**SUPPLIED MATERIAL**
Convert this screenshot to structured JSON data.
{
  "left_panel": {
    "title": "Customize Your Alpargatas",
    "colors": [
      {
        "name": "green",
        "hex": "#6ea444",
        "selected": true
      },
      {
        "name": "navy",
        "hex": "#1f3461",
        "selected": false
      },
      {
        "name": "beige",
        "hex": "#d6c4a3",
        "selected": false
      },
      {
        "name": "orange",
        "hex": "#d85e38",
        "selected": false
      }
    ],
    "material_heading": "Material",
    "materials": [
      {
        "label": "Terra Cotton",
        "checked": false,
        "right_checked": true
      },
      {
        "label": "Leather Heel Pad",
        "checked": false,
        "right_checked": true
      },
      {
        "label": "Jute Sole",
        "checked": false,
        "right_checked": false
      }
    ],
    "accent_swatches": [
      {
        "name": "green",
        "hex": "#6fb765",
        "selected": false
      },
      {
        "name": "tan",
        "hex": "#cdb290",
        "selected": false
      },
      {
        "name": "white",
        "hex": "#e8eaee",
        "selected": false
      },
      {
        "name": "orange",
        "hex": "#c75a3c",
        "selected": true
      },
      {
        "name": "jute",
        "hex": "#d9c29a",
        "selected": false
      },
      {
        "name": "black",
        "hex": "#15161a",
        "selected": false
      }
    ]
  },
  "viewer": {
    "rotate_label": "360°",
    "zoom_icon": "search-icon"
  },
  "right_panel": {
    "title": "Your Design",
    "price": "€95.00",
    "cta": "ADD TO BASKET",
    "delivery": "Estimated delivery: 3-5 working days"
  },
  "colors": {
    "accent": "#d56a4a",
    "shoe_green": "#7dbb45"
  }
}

==

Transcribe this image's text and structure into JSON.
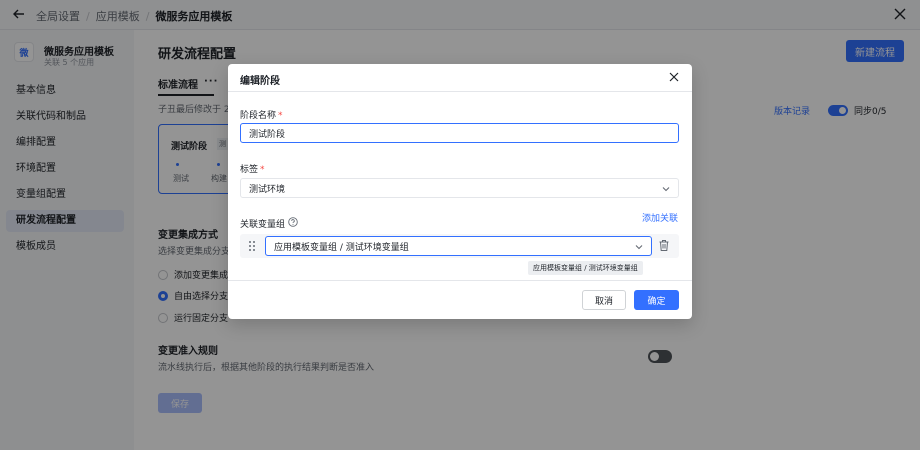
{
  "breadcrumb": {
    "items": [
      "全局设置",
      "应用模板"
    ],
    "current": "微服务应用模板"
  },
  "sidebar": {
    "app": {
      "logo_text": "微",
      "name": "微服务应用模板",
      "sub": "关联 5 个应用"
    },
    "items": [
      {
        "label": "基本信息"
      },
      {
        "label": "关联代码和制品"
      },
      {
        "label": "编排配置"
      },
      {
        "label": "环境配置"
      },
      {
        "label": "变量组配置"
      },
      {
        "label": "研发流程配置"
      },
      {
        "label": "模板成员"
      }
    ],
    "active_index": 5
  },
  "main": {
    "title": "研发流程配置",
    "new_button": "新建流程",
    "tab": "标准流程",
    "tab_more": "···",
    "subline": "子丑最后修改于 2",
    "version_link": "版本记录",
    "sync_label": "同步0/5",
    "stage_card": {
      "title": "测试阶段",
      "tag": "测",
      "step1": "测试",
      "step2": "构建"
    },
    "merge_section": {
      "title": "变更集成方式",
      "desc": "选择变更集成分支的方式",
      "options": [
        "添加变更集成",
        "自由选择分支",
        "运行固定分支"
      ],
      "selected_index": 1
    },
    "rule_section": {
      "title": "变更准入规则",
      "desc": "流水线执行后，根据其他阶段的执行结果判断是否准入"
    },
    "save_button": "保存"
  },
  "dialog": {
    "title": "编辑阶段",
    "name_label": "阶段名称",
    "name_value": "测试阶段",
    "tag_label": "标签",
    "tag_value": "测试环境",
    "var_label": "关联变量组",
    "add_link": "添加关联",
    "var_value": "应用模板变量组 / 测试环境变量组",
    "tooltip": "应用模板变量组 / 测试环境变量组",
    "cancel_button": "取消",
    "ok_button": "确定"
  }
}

**DO THIS**
Gather up, from the records above, each line where the word "JSON" appears.

**TASK OUTPUT**
Convert this screenshot to structured JSON data.
Transcribe this image's text and structure into JSON.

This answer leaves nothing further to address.